** start of RECORDS **
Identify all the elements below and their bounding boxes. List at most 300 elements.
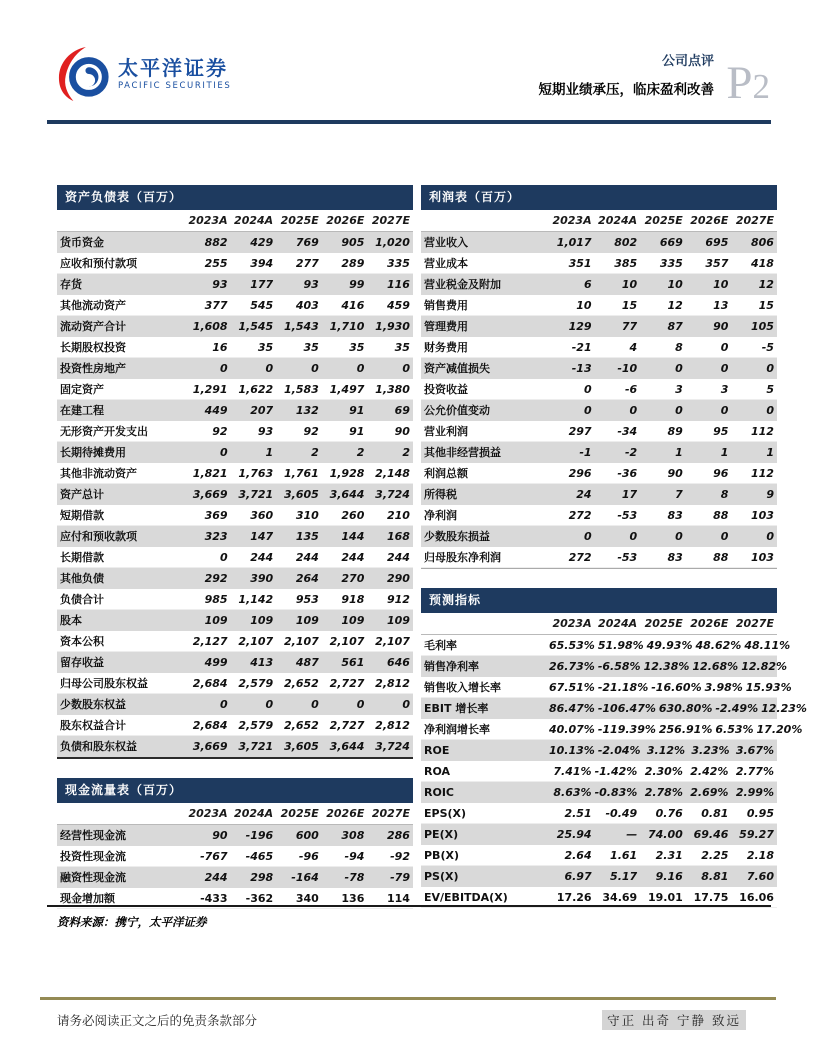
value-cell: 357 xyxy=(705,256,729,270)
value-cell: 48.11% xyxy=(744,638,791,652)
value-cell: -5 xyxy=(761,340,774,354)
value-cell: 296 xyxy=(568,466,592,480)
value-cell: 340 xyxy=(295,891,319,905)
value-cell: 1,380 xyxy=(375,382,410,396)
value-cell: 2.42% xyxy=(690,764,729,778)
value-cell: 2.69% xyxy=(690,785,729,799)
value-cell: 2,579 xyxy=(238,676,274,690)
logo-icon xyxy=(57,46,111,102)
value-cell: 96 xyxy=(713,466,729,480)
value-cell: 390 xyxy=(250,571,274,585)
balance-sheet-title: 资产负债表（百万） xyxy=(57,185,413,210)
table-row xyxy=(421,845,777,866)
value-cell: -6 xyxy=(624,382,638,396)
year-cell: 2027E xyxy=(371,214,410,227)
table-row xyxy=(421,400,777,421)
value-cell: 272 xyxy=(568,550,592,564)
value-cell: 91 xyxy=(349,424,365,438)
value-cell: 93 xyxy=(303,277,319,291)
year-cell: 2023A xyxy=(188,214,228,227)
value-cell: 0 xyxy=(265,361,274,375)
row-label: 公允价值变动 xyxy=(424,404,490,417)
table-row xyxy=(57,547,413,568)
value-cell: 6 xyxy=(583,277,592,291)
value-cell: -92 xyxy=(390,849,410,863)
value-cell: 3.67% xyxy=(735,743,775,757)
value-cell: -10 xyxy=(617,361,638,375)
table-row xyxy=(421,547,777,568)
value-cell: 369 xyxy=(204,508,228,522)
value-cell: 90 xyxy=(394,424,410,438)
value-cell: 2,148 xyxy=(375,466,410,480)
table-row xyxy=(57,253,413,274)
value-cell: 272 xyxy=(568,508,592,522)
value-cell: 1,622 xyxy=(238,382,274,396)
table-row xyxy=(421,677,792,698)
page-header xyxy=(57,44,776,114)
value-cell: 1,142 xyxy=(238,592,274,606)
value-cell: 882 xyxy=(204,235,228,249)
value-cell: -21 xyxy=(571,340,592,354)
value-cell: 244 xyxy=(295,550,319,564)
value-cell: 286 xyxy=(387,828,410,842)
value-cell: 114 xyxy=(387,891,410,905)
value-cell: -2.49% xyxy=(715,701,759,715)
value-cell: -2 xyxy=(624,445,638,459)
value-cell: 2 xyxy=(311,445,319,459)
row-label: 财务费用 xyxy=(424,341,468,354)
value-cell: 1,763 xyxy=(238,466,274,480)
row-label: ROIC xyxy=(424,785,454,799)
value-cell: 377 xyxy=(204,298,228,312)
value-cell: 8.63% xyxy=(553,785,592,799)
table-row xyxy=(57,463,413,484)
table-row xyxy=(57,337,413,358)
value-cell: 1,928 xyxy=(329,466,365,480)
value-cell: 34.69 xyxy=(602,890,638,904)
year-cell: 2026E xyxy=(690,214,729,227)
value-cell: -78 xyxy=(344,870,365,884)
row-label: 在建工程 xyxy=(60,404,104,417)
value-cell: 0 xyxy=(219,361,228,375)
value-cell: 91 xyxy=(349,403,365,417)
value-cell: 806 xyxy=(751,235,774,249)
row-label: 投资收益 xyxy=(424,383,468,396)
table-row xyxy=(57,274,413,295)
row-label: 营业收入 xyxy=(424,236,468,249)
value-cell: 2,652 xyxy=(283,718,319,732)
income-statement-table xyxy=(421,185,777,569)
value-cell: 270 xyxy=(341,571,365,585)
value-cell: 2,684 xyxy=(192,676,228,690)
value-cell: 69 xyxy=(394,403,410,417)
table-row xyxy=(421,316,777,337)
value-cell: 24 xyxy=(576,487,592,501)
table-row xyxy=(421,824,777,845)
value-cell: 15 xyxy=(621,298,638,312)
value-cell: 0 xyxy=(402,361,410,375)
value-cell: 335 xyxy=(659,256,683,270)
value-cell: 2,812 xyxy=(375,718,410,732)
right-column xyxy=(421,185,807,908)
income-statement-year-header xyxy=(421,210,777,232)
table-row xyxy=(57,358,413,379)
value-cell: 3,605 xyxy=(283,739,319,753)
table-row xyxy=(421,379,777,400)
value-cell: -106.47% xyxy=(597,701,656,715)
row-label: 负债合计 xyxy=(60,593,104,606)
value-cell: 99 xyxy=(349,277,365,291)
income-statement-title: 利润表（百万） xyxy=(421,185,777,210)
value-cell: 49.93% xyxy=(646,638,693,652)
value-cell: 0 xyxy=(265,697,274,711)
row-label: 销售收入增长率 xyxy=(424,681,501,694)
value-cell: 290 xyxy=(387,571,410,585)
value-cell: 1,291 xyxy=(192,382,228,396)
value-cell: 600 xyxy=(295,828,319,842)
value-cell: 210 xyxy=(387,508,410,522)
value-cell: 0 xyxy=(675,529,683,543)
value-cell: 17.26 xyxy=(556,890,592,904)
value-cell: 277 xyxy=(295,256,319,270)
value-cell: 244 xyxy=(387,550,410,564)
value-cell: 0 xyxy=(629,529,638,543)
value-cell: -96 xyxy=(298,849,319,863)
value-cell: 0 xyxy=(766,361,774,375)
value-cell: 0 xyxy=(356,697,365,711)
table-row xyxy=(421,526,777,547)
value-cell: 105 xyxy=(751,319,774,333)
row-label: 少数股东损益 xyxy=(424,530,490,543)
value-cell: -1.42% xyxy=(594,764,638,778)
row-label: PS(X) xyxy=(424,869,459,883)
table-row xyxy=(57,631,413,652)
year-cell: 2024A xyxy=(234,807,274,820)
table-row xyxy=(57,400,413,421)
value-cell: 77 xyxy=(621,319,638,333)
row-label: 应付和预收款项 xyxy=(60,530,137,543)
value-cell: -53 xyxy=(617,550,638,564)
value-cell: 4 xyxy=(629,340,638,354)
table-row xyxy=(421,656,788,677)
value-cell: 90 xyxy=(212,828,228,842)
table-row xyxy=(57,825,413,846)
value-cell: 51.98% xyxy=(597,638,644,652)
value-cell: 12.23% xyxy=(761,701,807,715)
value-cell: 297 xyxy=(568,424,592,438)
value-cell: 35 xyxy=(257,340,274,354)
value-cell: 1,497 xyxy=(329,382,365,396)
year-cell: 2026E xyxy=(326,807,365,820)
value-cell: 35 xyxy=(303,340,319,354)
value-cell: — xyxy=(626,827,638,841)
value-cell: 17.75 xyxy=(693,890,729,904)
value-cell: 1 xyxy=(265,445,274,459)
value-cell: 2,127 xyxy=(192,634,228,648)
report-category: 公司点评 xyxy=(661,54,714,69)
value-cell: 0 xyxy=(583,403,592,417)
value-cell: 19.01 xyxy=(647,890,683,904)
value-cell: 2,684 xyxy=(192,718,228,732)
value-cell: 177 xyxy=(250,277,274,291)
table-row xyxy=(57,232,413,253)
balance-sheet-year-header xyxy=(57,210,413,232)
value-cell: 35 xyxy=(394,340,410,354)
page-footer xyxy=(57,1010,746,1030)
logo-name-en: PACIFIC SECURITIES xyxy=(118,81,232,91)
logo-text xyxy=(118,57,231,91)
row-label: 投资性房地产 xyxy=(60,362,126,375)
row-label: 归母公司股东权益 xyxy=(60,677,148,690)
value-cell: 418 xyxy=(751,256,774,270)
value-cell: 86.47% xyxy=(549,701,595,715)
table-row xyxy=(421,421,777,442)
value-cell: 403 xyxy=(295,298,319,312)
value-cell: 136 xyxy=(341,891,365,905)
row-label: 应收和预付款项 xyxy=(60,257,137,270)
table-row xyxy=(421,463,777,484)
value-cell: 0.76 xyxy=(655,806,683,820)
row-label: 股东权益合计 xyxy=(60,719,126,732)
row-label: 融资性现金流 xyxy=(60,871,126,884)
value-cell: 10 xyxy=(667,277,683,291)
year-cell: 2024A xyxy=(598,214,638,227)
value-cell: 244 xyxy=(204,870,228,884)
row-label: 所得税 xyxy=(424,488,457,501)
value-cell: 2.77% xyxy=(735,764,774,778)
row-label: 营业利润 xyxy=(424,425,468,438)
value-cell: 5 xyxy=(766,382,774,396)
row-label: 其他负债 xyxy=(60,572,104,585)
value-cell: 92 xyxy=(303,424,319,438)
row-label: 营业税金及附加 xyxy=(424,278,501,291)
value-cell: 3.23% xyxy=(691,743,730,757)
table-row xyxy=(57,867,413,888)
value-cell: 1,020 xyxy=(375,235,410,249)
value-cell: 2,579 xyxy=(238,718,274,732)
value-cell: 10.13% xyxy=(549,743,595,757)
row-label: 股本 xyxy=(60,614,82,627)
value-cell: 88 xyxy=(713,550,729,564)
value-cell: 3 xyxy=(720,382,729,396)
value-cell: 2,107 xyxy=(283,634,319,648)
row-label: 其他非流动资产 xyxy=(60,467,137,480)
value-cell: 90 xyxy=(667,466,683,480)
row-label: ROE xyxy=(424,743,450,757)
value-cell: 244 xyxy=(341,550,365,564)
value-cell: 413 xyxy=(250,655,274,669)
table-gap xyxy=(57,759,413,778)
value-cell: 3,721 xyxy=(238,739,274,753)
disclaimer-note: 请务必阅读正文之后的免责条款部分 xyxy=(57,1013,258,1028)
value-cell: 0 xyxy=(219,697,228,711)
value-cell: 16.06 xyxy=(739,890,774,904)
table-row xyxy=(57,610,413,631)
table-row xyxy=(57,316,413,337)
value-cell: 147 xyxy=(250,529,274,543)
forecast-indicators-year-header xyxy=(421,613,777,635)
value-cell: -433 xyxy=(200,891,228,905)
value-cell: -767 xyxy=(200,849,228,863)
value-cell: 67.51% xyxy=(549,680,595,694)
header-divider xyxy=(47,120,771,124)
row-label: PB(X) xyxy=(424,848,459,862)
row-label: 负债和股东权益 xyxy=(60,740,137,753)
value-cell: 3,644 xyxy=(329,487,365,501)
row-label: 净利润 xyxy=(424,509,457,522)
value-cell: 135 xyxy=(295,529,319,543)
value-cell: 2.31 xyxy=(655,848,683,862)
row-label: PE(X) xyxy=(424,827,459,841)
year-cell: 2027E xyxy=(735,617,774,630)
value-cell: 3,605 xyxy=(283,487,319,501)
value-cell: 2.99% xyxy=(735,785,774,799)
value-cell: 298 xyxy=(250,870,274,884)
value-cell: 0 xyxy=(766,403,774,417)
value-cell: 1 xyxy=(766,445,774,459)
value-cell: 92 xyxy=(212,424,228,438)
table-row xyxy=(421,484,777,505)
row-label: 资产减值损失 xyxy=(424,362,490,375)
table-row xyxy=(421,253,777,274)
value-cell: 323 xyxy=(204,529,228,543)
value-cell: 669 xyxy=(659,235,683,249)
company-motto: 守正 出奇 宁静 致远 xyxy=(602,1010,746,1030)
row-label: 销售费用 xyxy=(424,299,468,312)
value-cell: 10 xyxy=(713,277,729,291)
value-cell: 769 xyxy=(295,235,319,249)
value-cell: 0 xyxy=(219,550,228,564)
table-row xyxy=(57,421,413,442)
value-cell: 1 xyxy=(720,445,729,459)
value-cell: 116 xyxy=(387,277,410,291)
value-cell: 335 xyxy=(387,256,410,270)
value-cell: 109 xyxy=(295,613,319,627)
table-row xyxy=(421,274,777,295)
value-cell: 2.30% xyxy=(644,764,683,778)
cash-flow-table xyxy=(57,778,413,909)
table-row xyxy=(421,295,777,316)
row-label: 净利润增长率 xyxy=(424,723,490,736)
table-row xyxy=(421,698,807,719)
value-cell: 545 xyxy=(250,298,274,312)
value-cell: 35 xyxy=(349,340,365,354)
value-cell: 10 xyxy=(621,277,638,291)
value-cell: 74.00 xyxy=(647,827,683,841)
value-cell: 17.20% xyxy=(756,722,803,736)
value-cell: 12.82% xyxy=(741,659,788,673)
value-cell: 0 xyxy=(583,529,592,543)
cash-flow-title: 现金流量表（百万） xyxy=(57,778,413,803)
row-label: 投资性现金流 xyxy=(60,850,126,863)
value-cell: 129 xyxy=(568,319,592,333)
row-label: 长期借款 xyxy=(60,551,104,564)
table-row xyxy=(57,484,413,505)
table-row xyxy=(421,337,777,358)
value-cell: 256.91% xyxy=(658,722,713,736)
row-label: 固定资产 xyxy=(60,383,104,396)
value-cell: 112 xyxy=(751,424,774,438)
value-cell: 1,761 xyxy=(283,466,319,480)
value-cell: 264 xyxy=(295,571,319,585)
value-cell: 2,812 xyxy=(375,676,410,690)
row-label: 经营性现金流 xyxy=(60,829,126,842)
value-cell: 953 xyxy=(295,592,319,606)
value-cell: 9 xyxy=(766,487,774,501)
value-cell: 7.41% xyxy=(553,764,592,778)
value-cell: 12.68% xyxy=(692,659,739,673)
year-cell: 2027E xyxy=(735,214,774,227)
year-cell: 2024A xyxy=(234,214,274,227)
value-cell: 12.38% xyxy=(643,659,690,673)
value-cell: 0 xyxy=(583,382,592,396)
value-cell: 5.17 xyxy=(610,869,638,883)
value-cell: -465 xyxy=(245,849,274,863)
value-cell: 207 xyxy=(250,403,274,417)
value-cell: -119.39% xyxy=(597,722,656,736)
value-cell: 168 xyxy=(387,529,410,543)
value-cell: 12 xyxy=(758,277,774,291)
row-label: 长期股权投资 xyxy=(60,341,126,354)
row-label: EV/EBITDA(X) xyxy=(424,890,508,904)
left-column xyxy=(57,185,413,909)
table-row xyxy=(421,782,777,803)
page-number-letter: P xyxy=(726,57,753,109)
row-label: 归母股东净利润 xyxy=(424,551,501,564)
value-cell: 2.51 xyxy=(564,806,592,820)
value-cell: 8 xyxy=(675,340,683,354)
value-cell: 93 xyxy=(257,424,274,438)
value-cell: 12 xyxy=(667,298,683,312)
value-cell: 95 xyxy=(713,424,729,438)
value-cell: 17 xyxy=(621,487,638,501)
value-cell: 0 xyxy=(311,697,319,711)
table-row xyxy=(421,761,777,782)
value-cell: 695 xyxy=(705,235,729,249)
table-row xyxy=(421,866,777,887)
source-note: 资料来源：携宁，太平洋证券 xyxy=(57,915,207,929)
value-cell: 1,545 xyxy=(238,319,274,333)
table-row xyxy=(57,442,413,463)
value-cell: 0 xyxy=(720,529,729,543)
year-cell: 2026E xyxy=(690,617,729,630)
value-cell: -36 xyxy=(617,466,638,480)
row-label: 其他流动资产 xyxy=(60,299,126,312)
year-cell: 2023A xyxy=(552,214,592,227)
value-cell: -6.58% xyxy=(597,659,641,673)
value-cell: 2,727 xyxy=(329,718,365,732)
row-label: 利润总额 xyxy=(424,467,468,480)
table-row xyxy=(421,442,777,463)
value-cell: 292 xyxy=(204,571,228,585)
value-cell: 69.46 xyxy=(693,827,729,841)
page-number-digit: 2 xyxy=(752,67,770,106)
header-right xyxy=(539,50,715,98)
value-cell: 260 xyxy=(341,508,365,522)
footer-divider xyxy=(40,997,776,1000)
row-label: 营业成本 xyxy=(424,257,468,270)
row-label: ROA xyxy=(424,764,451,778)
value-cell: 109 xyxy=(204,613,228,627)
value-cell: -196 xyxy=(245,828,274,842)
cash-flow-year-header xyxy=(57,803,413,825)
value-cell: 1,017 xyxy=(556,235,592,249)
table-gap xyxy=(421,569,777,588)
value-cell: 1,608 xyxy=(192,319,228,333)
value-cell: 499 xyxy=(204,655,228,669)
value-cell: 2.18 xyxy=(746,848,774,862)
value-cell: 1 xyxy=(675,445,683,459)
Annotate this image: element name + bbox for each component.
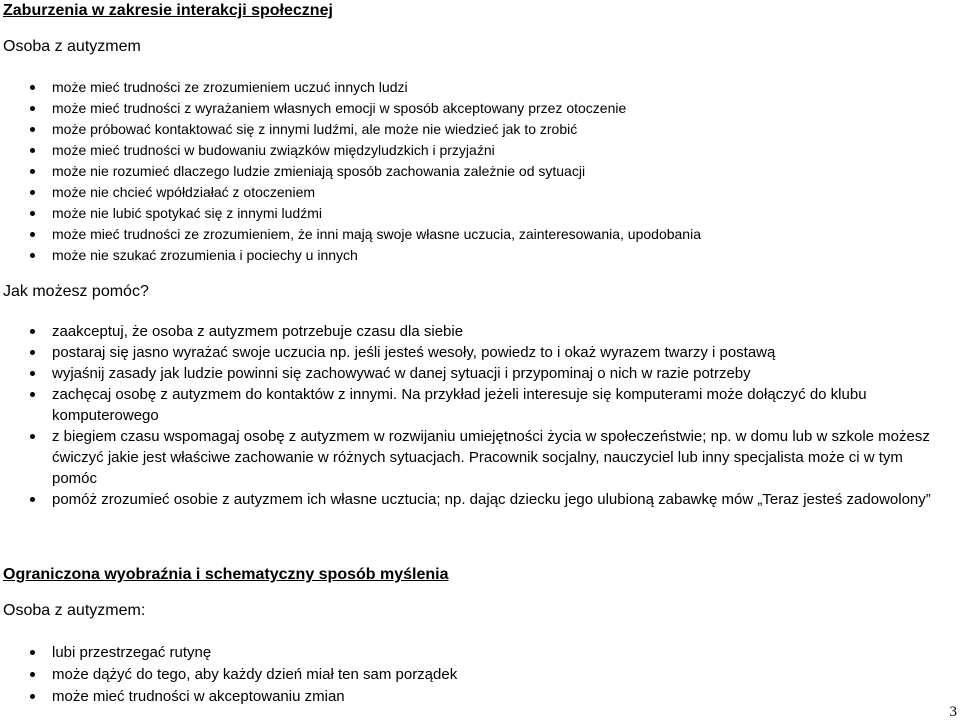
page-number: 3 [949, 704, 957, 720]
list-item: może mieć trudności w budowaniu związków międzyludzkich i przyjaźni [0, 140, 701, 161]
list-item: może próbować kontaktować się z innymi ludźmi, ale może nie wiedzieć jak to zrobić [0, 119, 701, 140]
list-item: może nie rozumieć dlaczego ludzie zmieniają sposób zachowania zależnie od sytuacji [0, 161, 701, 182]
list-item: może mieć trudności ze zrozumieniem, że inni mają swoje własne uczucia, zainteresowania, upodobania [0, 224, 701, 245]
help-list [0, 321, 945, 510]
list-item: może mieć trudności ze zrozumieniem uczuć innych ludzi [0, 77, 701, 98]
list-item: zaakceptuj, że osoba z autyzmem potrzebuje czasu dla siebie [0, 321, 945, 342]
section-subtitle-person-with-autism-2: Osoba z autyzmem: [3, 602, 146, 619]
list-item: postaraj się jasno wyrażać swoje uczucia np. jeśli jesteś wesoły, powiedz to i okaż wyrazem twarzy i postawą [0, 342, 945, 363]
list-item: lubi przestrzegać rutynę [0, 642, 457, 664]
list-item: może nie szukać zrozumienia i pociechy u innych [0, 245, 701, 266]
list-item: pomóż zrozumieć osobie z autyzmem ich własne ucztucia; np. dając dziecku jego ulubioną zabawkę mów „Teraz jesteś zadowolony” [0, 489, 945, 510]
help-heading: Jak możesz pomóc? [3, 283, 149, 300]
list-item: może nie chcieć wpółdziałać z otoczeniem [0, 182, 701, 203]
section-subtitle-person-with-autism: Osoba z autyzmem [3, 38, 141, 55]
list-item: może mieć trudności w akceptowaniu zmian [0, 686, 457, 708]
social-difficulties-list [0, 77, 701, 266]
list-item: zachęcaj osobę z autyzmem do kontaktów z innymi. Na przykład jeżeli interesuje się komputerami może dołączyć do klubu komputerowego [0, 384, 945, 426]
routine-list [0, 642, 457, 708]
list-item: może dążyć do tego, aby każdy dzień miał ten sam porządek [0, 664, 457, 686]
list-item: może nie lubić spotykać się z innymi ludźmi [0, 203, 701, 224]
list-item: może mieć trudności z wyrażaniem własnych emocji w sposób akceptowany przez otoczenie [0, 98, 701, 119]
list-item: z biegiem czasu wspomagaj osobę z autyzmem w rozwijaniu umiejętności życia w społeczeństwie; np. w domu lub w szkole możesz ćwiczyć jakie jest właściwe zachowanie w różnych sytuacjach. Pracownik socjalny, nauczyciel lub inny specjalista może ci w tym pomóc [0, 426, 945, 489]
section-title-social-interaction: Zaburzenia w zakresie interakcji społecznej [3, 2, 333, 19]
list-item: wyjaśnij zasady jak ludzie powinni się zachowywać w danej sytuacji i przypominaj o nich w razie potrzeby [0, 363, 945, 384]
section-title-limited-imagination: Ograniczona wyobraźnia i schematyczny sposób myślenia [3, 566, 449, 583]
** end of RECORDS **
WHAT TO PRODUCE: Please render the stretch from the line containing "page-number: 3 [949, 704, 957, 720]" through the line containing "list-item: może mieć trudności z wyrażaniem" as a Markdown table with the columns No. and Line, numbering each row and leaving out blank lines.

ANSWER FOR THE TASK:
| No. | Line |
|---|---|
| 1 | page-number: 3 [949, 704, 957, 720] |
| 2 | list-item: może mieć trudności w budowaniu związków międzyludzkich i przyjaźni [0, 140, 701, 161] |
| 3 | list-item: może próbować kontaktować się z innymi ludźmi, ale może nie wiedzieć jak to zrobić [0, 119, 701, 140] |
| 4 | list-item: może nie rozumieć dlaczego ludzie zmieniają sposób zachowania zależnie od sytuacji [0, 161, 701, 182] |
| 5 | list-item: może mieć trudności ze zrozumieniem, że inni mają swoje własne uczucia, zainteresowania, upodobania [0, 224, 701, 245] |
| 6 | help-list [0, 321, 945, 510] |
| 7 | list-item: może mieć trudności ze zrozumieniem uczuć innych ludzi [0, 77, 701, 98] |
| 8 | list-item: zaakceptuj, że osoba z autyzmem potrzebuje czasu dla siebie [0, 321, 945, 342] |
| 9 | section-subtitle-person-with-autism-2: Osoba z autyzmem: [3, 602, 146, 619] |
| 10 | list-item: postaraj się jasno wyrażać swoje uczucia np. jeśli jesteś wesoły, powiedz to i okaż wyrazem twarzy i postawą [0, 342, 945, 363] |
| 11 | list-item: lubi przestrzegać rutynę [0, 642, 457, 664] |
| 12 | list-item: może nie szukać zrozumienia i pociechy u innych [0, 245, 701, 266] |
| 13 | list-item: pomóż zrozumieć osobie z autyzmem ich własne ucztucia; np. dając dziecku jego ulubioną zabawkę mów „Teraz jesteś zadowolony” [0, 489, 945, 510] |
| 14 | help-heading: Jak możesz pomóc? [3, 283, 149, 300] |
| 15 | list-item: może nie chcieć wpółdziałać z otoczeniem [0, 182, 701, 203] |
| 16 | section-subtitle-person-with-autism: Osoba z autyzmem [3, 38, 141, 55] |
| 17 | list-item: może mieć trudności w akceptowaniu zmian [0, 686, 457, 708] |
| 18 | social-difficulties-list [0, 77, 701, 266] |
| 19 | list-item: zachęcaj osobę z autyzmem do kontaktów z innymi. Na przykład jeżeli interesuje się komputerami może dołączyć do klubu komputerowego [0, 384, 945, 426] |
| 20 | routine-list [0, 642, 457, 708] |
| 21 | list-item: może dążyć do tego, aby każdy dzień miał ten sam porządek [0, 664, 457, 686] |
| 22 | list-item: może nie lubić spotykać się z innymi ludźmi [0, 203, 701, 224] |
| 23 | list-item: może mieć trudności z wyrażaniem własnych emocji w sposób akceptowany przez otoczenie [0, 98, 701, 119] |